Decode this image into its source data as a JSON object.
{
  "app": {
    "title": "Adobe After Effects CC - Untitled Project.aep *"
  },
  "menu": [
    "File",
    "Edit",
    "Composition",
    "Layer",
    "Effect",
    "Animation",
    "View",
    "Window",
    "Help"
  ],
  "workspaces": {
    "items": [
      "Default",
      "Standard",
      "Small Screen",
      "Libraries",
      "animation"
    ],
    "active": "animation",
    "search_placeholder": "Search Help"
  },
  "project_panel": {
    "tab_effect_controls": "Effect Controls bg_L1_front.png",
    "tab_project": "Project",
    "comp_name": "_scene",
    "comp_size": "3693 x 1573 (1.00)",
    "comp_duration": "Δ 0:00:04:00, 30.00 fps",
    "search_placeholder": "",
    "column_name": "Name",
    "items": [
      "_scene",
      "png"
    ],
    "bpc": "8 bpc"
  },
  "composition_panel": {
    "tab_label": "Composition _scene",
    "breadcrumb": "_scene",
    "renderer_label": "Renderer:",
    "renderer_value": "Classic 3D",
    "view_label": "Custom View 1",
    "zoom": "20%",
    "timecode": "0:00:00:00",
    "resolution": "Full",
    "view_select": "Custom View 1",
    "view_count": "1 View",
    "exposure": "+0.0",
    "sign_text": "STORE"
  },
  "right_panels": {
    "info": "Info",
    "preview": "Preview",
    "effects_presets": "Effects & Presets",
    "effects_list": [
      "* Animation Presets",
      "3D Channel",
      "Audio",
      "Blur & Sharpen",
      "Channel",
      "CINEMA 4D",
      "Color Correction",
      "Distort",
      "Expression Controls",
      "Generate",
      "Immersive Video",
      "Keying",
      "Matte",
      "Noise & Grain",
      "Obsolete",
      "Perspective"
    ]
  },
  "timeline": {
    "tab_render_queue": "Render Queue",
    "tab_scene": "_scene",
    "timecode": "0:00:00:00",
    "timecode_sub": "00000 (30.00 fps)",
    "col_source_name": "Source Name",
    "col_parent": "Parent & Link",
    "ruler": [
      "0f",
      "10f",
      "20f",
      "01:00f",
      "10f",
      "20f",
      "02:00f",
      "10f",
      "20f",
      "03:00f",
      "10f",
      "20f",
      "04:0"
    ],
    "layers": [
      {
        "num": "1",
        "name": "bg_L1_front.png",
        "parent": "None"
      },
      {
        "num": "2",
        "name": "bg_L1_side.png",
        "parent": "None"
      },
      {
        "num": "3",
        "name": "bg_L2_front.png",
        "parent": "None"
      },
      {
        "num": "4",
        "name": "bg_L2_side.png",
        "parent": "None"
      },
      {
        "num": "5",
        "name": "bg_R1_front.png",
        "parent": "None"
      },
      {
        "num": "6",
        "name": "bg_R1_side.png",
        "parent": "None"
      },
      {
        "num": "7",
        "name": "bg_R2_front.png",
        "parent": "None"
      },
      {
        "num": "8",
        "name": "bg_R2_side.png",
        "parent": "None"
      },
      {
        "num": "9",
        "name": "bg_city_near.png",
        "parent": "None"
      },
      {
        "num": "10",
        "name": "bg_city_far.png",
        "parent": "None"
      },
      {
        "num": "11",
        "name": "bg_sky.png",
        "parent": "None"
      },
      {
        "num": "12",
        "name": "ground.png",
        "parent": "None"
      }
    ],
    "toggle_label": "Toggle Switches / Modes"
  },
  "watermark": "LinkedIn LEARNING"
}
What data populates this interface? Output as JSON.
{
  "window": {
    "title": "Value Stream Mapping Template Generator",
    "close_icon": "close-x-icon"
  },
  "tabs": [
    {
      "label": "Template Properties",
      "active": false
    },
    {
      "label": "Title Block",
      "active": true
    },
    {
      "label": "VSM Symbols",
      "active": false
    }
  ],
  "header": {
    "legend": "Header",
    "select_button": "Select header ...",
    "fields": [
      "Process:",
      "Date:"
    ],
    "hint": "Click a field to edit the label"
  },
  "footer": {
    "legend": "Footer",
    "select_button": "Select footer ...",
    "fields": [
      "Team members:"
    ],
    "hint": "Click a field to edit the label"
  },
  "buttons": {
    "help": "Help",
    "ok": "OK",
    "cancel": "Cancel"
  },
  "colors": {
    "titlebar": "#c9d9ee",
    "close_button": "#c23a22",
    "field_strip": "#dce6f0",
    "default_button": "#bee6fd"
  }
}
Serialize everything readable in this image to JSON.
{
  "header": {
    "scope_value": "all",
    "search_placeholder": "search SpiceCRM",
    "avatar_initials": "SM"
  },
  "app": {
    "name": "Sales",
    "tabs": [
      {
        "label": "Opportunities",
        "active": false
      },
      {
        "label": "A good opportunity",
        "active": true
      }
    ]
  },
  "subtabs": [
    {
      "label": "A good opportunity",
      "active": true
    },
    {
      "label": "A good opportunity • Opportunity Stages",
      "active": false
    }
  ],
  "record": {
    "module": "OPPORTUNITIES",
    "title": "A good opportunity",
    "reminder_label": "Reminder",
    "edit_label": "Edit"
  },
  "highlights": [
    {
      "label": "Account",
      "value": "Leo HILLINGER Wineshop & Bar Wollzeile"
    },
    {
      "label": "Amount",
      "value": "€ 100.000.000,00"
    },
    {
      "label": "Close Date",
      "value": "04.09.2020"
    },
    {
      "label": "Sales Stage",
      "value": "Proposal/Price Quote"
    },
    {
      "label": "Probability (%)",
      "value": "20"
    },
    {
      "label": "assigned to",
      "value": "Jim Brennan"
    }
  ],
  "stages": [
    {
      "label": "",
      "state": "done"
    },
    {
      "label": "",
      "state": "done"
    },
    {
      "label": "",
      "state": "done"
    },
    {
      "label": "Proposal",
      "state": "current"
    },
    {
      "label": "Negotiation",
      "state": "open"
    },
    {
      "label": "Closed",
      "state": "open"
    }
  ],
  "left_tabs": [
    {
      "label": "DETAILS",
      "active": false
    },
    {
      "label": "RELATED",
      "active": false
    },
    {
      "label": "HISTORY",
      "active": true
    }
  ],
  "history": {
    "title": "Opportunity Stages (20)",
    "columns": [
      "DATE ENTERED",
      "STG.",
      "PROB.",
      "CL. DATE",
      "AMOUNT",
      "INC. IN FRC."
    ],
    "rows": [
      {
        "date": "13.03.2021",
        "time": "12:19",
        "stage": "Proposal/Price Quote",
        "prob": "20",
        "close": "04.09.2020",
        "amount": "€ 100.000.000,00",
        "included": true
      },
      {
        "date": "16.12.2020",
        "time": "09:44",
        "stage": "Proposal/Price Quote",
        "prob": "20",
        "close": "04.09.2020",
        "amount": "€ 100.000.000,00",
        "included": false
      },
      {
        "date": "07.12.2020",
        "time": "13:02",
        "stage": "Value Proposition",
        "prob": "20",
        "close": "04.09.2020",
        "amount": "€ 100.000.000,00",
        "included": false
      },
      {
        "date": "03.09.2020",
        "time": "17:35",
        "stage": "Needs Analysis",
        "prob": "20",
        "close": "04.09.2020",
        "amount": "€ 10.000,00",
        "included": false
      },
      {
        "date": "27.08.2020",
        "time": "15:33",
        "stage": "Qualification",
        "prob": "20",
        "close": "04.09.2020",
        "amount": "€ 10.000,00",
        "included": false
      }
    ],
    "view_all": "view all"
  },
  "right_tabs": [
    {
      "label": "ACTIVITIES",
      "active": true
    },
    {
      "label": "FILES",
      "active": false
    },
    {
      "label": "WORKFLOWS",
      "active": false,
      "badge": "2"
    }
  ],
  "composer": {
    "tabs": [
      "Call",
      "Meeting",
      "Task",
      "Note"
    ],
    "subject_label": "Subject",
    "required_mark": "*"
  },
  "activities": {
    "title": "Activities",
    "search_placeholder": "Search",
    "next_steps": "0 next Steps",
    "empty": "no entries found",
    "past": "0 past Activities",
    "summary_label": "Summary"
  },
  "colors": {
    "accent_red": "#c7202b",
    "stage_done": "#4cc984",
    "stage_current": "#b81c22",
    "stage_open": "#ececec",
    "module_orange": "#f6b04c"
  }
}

● ● ● ● ●

Pull out all lines in the data above that include "JSON".

Reply to the exercise>
Decode this image into its source data as a JSON object.
What data populates this interface? Output as JSON.
Serialize everything readable in this image to JSON.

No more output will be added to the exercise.